Exercise details — How many of the lines below contain the string "item"? Case counts. Reply with the number alone.

--- Start Input data ---

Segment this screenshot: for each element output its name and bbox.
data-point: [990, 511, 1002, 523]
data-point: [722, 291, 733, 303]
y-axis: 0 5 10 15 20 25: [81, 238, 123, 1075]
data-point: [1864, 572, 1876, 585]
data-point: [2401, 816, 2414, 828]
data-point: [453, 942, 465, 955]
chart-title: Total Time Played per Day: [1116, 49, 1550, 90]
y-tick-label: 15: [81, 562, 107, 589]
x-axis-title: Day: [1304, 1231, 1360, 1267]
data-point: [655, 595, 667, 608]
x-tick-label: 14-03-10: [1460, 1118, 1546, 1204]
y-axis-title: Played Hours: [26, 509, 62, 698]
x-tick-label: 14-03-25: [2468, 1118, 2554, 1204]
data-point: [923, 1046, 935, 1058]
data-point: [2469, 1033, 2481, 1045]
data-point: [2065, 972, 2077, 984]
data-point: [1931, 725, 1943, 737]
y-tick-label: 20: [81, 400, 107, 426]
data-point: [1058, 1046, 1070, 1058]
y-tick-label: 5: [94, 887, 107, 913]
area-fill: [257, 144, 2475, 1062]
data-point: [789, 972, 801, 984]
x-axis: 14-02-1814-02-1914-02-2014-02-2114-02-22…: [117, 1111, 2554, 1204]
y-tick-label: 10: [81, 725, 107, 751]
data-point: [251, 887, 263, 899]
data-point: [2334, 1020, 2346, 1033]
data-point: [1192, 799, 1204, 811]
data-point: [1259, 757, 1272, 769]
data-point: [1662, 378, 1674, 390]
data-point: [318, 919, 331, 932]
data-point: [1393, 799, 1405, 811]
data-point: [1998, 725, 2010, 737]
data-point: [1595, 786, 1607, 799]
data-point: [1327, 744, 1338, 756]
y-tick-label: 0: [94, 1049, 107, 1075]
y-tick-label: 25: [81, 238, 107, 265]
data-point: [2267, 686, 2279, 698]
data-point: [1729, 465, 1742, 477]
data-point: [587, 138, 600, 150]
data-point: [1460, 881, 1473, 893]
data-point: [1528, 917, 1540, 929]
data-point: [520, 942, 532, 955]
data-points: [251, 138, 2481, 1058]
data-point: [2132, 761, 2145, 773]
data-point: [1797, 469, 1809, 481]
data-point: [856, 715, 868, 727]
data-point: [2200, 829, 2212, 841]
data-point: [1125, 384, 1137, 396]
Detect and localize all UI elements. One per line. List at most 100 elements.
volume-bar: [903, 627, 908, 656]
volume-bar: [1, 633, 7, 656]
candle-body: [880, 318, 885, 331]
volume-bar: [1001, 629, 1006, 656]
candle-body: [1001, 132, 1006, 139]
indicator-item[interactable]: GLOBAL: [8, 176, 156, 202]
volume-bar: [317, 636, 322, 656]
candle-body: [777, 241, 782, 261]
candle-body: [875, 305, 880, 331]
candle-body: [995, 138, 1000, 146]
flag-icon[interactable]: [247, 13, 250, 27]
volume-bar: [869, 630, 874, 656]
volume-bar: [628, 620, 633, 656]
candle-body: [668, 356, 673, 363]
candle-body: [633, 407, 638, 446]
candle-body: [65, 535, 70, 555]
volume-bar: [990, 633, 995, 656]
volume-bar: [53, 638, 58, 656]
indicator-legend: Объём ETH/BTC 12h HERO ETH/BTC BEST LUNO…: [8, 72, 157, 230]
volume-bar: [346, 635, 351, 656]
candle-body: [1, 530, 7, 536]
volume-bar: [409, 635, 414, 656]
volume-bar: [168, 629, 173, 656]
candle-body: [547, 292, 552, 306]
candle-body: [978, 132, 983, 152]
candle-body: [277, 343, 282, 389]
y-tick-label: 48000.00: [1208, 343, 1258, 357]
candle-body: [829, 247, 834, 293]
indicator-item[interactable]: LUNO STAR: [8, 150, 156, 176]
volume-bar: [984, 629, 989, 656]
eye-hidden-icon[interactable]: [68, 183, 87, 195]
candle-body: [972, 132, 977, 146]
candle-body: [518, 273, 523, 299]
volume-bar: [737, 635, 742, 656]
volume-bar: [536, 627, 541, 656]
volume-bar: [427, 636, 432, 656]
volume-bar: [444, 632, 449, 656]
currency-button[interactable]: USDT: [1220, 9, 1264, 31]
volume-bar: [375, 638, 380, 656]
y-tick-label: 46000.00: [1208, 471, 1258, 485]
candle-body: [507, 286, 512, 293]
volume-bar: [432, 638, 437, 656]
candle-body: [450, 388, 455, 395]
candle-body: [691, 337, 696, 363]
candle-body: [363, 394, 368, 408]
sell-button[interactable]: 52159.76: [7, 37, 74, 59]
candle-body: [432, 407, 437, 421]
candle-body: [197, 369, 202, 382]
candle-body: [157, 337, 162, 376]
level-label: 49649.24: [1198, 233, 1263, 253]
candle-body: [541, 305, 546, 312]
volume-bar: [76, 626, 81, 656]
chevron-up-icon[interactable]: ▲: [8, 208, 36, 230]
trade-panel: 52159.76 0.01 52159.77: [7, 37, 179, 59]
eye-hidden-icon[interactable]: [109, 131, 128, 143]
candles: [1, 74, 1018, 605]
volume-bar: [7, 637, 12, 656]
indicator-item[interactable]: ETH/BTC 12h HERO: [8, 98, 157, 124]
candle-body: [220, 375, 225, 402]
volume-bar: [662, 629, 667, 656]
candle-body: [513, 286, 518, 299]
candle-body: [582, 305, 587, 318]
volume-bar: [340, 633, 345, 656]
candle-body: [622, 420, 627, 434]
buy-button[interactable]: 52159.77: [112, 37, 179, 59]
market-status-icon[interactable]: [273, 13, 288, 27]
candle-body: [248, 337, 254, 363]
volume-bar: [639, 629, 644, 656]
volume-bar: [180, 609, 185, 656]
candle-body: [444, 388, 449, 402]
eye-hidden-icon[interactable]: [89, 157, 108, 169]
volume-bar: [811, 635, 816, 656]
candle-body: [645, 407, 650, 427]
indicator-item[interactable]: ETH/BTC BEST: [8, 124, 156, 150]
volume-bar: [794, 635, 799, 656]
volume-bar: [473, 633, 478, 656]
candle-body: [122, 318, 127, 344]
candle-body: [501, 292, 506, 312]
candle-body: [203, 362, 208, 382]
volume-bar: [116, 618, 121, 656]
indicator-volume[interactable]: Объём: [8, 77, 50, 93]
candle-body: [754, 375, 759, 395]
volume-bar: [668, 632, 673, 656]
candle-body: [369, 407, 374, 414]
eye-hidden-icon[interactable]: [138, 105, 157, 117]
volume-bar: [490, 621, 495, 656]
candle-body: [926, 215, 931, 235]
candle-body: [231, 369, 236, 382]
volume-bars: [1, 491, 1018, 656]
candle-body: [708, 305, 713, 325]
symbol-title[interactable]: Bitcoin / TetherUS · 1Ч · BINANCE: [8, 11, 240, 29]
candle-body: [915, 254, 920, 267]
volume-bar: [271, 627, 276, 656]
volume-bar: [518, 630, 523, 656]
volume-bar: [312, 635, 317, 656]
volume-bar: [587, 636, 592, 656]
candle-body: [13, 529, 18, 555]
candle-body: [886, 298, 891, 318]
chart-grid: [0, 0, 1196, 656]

--- End Input data ---

Solution — 4